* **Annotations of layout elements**
----------------
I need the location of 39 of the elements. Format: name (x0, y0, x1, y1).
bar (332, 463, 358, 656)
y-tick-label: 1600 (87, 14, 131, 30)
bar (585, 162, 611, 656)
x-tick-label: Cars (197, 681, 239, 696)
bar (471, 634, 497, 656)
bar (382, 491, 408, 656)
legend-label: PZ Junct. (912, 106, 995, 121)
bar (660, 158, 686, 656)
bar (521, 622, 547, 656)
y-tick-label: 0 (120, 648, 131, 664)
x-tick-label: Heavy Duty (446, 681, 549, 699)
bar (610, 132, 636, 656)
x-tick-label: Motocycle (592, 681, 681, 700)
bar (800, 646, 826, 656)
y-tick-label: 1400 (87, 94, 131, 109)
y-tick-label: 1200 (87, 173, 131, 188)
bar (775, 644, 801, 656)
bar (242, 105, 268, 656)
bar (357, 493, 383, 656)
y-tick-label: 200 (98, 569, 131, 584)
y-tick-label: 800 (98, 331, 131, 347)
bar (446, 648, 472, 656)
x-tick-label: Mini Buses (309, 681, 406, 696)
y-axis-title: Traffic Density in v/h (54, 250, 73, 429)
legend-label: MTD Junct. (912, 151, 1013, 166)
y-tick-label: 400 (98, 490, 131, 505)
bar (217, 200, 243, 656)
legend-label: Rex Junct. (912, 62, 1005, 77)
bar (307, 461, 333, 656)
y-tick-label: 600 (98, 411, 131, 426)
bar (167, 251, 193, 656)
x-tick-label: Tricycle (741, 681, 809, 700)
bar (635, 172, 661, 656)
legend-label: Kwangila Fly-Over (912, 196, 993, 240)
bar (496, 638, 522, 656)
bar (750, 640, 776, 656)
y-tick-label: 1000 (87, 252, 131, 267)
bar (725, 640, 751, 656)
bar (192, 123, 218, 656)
----------------
* **Do this**
Please return every line of the material above unchanged, character for character.

* **In response**
I need the location of 39 of the elements. Format: name (x0, y0, x1, y1).
bar (332, 463, 358, 656)
y-tick-label: 1600 (87, 14, 131, 30)
bar (585, 162, 611, 656)
x-tick-label: Cars (197, 681, 239, 696)
bar (471, 634, 497, 656)
bar (382, 491, 408, 656)
legend-label: PZ Junct. (912, 106, 995, 121)
bar (660, 158, 686, 656)
bar (521, 622, 547, 656)
y-tick-label: 0 (120, 648, 131, 664)
x-tick-label: Heavy Duty (446, 681, 549, 699)
bar (610, 132, 636, 656)
x-tick-label: Motocycle (592, 681, 681, 700)
bar (800, 646, 826, 656)
y-tick-label: 1400 (87, 94, 131, 109)
y-tick-label: 1200 (87, 173, 131, 188)
bar (775, 644, 801, 656)
bar (242, 105, 268, 656)
bar (357, 493, 383, 656)
y-tick-label: 200 (98, 569, 131, 584)
y-tick-label: 800 (98, 331, 131, 347)
bar (446, 648, 472, 656)
x-tick-label: Mini Buses (309, 681, 406, 696)
y-axis-title: Traffic Density in v/h (54, 250, 73, 429)
legend-label: MTD Junct. (912, 151, 1013, 166)
y-tick-label: 400 (98, 490, 131, 505)
bar (217, 200, 243, 656)
legend-label: Rex Junct. (912, 62, 1005, 77)
bar (307, 461, 333, 656)
y-tick-label: 600 (98, 411, 131, 426)
bar (167, 251, 193, 656)
x-tick-label: Tricycle (741, 681, 809, 700)
bar (635, 172, 661, 656)
legend-label: Kwangila Fly-Over (912, 196, 993, 240)
bar (496, 638, 522, 656)
bar (750, 640, 776, 656)
y-tick-label: 1000 (87, 252, 131, 267)
bar (725, 640, 751, 656)
bar (192, 123, 218, 656)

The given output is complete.